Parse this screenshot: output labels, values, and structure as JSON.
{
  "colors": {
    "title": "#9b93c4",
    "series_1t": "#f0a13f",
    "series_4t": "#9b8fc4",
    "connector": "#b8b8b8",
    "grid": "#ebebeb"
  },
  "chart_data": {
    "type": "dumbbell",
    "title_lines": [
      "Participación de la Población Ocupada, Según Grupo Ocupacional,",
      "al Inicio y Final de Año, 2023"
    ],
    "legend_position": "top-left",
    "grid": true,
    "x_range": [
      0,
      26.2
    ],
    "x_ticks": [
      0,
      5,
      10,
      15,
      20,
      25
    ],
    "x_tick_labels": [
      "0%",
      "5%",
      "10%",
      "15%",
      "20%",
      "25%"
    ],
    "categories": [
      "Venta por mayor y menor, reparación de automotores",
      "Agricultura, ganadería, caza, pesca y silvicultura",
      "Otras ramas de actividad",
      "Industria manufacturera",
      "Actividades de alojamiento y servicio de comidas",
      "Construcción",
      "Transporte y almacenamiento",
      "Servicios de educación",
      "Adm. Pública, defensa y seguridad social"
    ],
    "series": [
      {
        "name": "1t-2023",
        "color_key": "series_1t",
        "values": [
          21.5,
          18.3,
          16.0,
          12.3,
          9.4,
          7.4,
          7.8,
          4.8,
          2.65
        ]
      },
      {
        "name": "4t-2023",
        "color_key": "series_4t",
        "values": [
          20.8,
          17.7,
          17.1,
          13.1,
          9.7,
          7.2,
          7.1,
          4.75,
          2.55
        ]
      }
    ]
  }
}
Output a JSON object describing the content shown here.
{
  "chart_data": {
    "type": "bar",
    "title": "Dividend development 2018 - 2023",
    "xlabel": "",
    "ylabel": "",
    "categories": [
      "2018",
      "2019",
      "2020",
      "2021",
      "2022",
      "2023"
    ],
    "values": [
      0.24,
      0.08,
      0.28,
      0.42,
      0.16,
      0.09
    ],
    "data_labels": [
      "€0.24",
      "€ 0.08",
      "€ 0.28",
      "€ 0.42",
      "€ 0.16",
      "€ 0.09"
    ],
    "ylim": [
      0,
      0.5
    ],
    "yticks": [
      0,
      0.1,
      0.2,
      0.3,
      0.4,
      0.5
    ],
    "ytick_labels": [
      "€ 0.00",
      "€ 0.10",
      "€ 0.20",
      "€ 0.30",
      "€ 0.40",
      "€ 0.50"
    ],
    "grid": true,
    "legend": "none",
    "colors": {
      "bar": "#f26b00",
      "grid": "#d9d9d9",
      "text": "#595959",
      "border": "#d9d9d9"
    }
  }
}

### WHAT YOU ARE ASKED TO DO:
In the lines above, find each one with "grid" and list it.

### RESULT OF THE EXERCISE:
    "grid": "#ebebeb"
    "grid": true,
    "grid": true,
      "grid": "#d9d9d9",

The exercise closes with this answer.